- _EXERCISE REQUIREMENTS_:
Everything in the data should be repeated exactly, save for the images.

- _WORKING DATA_:

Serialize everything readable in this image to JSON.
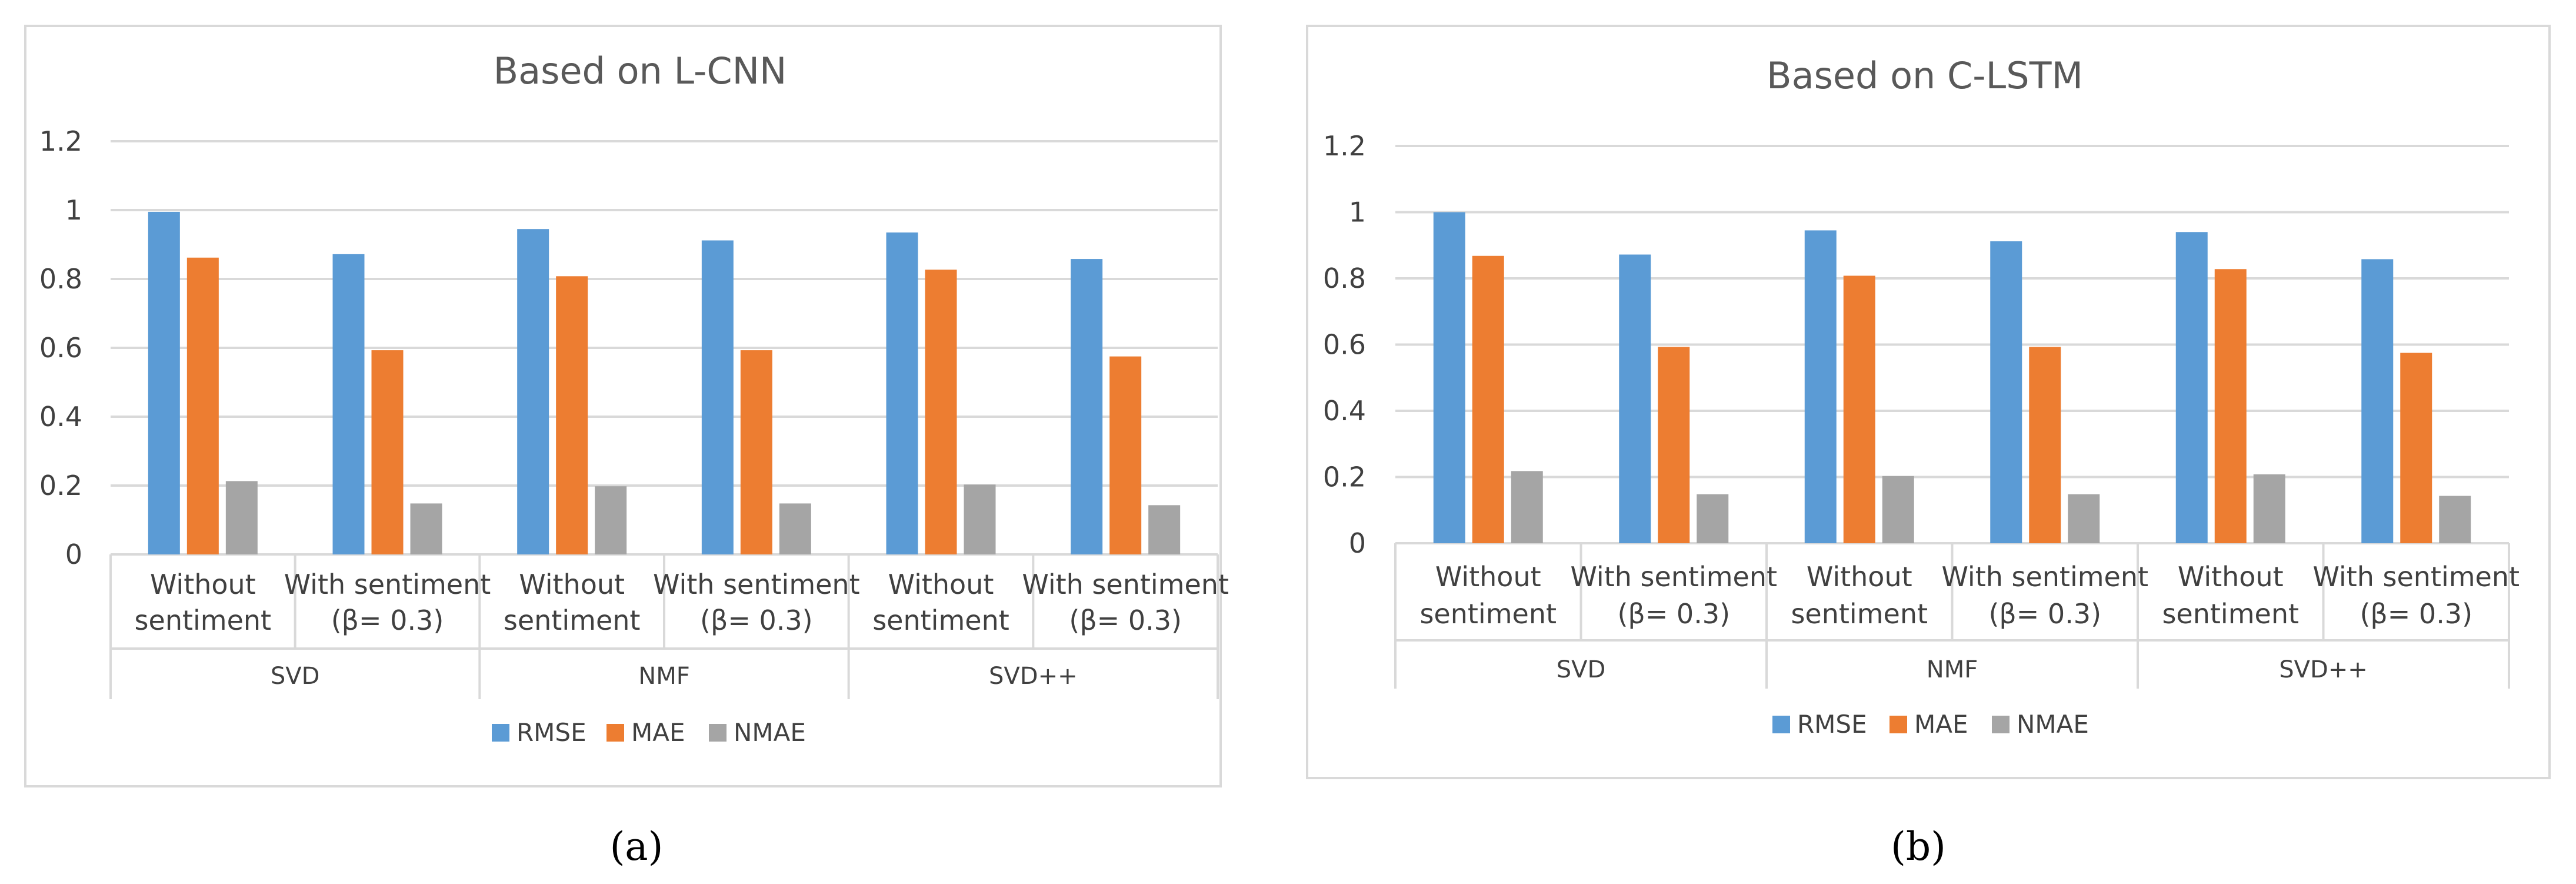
{
  "chart_data": [
    {
      "type": "bar",
      "title": "Based on L-CNN",
      "caption": "(a)",
      "groups": [
        {
          "label": "SVD",
          "categories": [
            [
              "Without",
              "sentiment"
            ],
            [
              "With sentiment",
              "(β= 0.3)"
            ]
          ]
        },
        {
          "label": "NMF",
          "categories": [
            [
              "Without",
              "sentiment"
            ],
            [
              "With sentiment",
              "(β= 0.3)"
            ]
          ]
        },
        {
          "label": "SVD++",
          "categories": [
            [
              "Without",
              "sentiment"
            ],
            [
              "With sentiment",
              "(β= 0.3)"
            ]
          ]
        }
      ],
      "series": [
        {
          "name": "RMSE",
          "color": "#5B9BD5",
          "values": [
            0.995,
            0.872,
            0.945,
            0.912,
            0.935,
            0.858
          ]
        },
        {
          "name": "MAE",
          "color": "#ED7D31",
          "values": [
            0.862,
            0.593,
            0.808,
            0.593,
            0.827,
            0.575
          ]
        },
        {
          "name": "NMAE",
          "color": "#A5A5A5",
          "values": [
            0.213,
            0.148,
            0.198,
            0.148,
            0.203,
            0.143
          ]
        }
      ],
      "ylim": [
        0,
        1.2
      ],
      "yticks": [
        "0",
        "0.2",
        "0.4",
        "0.6",
        "0.8",
        "1",
        "1.2"
      ],
      "legend": "bottom"
    },
    {
      "type": "bar",
      "title": "Based on C-LSTM",
      "caption": "(b)",
      "groups": [
        {
          "label": "SVD",
          "categories": [
            [
              "Without",
              "sentiment"
            ],
            [
              "With sentiment",
              "(β= 0.3)"
            ]
          ]
        },
        {
          "label": "NMF",
          "categories": [
            [
              "Without",
              "sentiment"
            ],
            [
              "With sentiment",
              "(β= 0.3)"
            ]
          ]
        },
        {
          "label": "SVD++",
          "categories": [
            [
              "Without",
              "sentiment"
            ],
            [
              "With sentiment",
              "(β= 0.3)"
            ]
          ]
        }
      ],
      "series": [
        {
          "name": "RMSE",
          "color": "#5B9BD5",
          "values": [
            1.0,
            0.872,
            0.945,
            0.912,
            0.94,
            0.858
          ]
        },
        {
          "name": "MAE",
          "color": "#ED7D31",
          "values": [
            0.868,
            0.593,
            0.808,
            0.593,
            0.828,
            0.575
          ]
        },
        {
          "name": "NMAE",
          "color": "#A5A5A5",
          "values": [
            0.218,
            0.148,
            0.203,
            0.148,
            0.208,
            0.143
          ]
        }
      ],
      "ylim": [
        0,
        1.2
      ],
      "yticks": [
        "0",
        "0.2",
        "0.4",
        "0.6",
        "0.8",
        "1",
        "1.2"
      ],
      "legend": "bottom"
    }
  ]
}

- _REPLY TO THE EXERCISE_:
Serialize everything readable in this image to JSON.
{
  "chart_data": [
    {
      "type": "bar",
      "title": "Based on L-CNN",
      "caption": "(a)",
      "groups": [
        {
          "label": "SVD",
          "categories": [
            [
              "Without",
              "sentiment"
            ],
            [
              "With sentiment",
              "(β= 0.3)"
            ]
          ]
        },
        {
          "label": "NMF",
          "categories": [
            [
              "Without",
              "sentiment"
            ],
            [
              "With sentiment",
              "(β= 0.3)"
            ]
          ]
        },
        {
          "label": "SVD++",
          "categories": [
            [
              "Without",
              "sentiment"
            ],
            [
              "With sentiment",
              "(β= 0.3)"
            ]
          ]
        }
      ],
      "series": [
        {
          "name": "RMSE",
          "color": "#5B9BD5",
          "values": [
            0.995,
            0.872,
            0.945,
            0.912,
            0.935,
            0.858
          ]
        },
        {
          "name": "MAE",
          "color": "#ED7D31",
          "values": [
            0.862,
            0.593,
            0.808,
            0.593,
            0.827,
            0.575
          ]
        },
        {
          "name": "NMAE",
          "color": "#A5A5A5",
          "values": [
            0.213,
            0.148,
            0.198,
            0.148,
            0.203,
            0.143
          ]
        }
      ],
      "ylim": [
        0,
        1.2
      ],
      "yticks": [
        "0",
        "0.2",
        "0.4",
        "0.6",
        "0.8",
        "1",
        "1.2"
      ],
      "legend": "bottom"
    },
    {
      "type": "bar",
      "title": "Based on C-LSTM",
      "caption": "(b)",
      "groups": [
        {
          "label": "SVD",
          "categories": [
            [
              "Without",
              "sentiment"
            ],
            [
              "With sentiment",
              "(β= 0.3)"
            ]
          ]
        },
        {
          "label": "NMF",
          "categories": [
            [
              "Without",
              "sentiment"
            ],
            [
              "With sentiment",
              "(β= 0.3)"
            ]
          ]
        },
        {
          "label": "SVD++",
          "categories": [
            [
              "Without",
              "sentiment"
            ],
            [
              "With sentiment",
              "(β= 0.3)"
            ]
          ]
        }
      ],
      "series": [
        {
          "name": "RMSE",
          "color": "#5B9BD5",
          "values": [
            1.0,
            0.872,
            0.945,
            0.912,
            0.94,
            0.858
          ]
        },
        {
          "name": "MAE",
          "color": "#ED7D31",
          "values": [
            0.868,
            0.593,
            0.808,
            0.593,
            0.828,
            0.575
          ]
        },
        {
          "name": "NMAE",
          "color": "#A5A5A5",
          "values": [
            0.218,
            0.148,
            0.203,
            0.148,
            0.208,
            0.143
          ]
        }
      ],
      "ylim": [
        0,
        1.2
      ],
      "yticks": [
        "0",
        "0.2",
        "0.4",
        "0.6",
        "0.8",
        "1",
        "1.2"
      ],
      "legend": "bottom"
    }
  ]
}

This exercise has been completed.